## start ROWS

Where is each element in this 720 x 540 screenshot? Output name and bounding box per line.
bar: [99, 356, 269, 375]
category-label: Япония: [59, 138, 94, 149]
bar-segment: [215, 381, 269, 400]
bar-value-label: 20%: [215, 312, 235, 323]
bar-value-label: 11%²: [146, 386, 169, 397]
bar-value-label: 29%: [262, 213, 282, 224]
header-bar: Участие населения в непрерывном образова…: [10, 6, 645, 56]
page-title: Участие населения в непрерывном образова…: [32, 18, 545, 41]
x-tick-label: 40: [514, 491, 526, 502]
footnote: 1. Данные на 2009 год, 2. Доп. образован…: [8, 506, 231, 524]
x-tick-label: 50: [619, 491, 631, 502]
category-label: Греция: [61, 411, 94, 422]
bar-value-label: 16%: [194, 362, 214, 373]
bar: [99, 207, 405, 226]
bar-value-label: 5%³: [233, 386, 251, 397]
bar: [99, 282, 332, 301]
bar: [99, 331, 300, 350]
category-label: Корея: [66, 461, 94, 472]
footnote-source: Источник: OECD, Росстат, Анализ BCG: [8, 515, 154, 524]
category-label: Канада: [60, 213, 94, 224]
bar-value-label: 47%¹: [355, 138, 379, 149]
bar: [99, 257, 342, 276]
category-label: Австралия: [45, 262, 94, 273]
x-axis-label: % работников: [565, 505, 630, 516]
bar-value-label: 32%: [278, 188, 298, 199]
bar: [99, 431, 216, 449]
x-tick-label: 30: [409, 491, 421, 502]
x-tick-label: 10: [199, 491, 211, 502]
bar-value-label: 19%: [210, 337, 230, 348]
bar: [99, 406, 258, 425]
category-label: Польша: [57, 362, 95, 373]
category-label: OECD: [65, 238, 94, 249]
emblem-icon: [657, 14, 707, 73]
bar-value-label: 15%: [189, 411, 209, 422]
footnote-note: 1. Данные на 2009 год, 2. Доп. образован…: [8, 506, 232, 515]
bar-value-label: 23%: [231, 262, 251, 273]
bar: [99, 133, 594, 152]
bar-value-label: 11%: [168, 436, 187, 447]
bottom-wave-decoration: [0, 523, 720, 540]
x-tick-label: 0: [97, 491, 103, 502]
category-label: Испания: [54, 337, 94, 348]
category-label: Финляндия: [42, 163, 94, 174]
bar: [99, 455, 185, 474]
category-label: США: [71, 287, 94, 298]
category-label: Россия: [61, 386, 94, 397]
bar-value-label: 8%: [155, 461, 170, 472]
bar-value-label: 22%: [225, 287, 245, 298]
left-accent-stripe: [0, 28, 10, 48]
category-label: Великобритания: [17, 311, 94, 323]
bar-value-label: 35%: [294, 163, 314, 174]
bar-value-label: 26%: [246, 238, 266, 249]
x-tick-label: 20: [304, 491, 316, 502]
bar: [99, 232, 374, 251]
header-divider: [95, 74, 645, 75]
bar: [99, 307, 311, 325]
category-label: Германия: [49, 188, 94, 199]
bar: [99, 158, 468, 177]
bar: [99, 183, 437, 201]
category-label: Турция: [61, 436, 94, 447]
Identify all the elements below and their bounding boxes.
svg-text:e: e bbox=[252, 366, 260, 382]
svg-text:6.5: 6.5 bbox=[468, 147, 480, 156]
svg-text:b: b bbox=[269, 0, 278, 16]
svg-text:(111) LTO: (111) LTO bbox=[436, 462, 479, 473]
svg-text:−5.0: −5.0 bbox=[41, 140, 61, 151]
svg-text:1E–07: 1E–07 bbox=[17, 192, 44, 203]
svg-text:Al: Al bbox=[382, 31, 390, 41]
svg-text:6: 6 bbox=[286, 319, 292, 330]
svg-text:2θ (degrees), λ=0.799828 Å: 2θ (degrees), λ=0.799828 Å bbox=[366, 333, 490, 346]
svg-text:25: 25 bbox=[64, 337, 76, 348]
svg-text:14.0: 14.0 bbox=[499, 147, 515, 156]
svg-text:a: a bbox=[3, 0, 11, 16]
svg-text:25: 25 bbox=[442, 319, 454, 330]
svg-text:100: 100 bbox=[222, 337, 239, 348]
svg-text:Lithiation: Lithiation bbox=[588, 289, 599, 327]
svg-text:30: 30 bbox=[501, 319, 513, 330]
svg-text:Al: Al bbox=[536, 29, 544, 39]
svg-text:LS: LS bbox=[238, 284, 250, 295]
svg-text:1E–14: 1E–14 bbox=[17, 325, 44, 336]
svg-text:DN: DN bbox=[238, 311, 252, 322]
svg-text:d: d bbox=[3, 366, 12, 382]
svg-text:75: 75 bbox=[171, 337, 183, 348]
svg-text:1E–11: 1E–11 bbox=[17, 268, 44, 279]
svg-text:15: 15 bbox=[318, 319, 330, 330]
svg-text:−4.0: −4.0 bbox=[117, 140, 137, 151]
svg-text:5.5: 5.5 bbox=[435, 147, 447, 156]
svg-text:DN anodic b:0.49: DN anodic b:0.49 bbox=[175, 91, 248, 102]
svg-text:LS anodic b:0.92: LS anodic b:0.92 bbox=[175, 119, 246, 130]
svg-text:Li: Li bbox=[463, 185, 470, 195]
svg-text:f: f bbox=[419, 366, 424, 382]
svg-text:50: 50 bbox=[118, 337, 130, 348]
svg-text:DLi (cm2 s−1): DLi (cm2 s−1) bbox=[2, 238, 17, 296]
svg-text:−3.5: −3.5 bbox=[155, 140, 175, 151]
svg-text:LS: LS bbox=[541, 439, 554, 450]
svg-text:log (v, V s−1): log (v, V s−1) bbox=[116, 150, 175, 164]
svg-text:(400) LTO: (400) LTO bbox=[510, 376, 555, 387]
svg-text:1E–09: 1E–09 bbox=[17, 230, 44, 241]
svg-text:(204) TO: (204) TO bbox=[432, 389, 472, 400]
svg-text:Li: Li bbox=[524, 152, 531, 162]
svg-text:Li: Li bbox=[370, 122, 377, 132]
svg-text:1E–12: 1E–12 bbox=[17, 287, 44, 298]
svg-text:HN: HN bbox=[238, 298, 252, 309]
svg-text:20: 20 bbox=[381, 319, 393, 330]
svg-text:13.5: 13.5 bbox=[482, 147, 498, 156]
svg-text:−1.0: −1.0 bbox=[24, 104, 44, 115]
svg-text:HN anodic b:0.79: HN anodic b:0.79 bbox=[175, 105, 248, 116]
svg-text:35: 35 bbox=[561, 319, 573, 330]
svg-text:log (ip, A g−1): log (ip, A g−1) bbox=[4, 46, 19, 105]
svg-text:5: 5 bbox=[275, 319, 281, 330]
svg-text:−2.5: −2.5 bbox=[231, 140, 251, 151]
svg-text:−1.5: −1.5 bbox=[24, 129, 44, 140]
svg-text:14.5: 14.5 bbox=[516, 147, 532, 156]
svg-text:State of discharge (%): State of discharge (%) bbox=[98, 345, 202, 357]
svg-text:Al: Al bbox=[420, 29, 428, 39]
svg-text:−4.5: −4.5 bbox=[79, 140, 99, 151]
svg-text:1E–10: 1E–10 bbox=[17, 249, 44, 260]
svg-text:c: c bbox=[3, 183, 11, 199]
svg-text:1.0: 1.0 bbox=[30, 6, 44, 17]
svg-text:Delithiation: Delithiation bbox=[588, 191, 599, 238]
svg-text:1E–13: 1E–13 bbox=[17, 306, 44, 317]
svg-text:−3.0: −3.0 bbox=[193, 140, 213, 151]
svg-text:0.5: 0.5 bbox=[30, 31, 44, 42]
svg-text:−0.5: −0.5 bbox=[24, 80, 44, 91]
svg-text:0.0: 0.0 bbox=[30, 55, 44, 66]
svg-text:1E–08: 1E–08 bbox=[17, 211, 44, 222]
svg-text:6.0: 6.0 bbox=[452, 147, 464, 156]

## end ROWS

• PROBLEM STATEMENT: Copy verbatim everything from the first of the lines above down to the line containing "category-label: Австралия: [45, 262, 94, 273]", with both of those lines included.

• TASK RESULT:
Where is each element in this 720 x 540 screenshot? Output name and bounding box per line.
bar: [99, 356, 269, 375]
category-label: Япония: [59, 138, 94, 149]
bar-segment: [215, 381, 269, 400]
bar-value-label: 20%: [215, 312, 235, 323]
bar-value-label: 11%²: [146, 386, 169, 397]
bar-value-label: 29%: [262, 213, 282, 224]
header-bar: Участие населения в непрерывном образова…: [10, 6, 645, 56]
page-title: Участие населения в непрерывном образова…: [32, 18, 545, 41]
x-tick-label: 40: [514, 491, 526, 502]
footnote: 1. Данные на 2009 год, 2. Доп. образован…: [8, 506, 231, 524]
x-tick-label: 50: [619, 491, 631, 502]
category-label: Греция: [61, 411, 94, 422]
bar-value-label: 16%: [194, 362, 214, 373]
bar: [99, 207, 405, 226]
bar-value-label: 5%³: [233, 386, 251, 397]
bar: [99, 282, 332, 301]
bar: [99, 331, 300, 350]
category-label: Корея: [66, 461, 94, 472]
footnote-source: Источник: OECD, Росстат, Анализ BCG: [8, 515, 154, 524]
category-label: Канада: [60, 213, 94, 224]
bar-value-label: 47%¹: [355, 138, 379, 149]
bar: [99, 257, 342, 276]
category-label: Австралия: [45, 262, 94, 273]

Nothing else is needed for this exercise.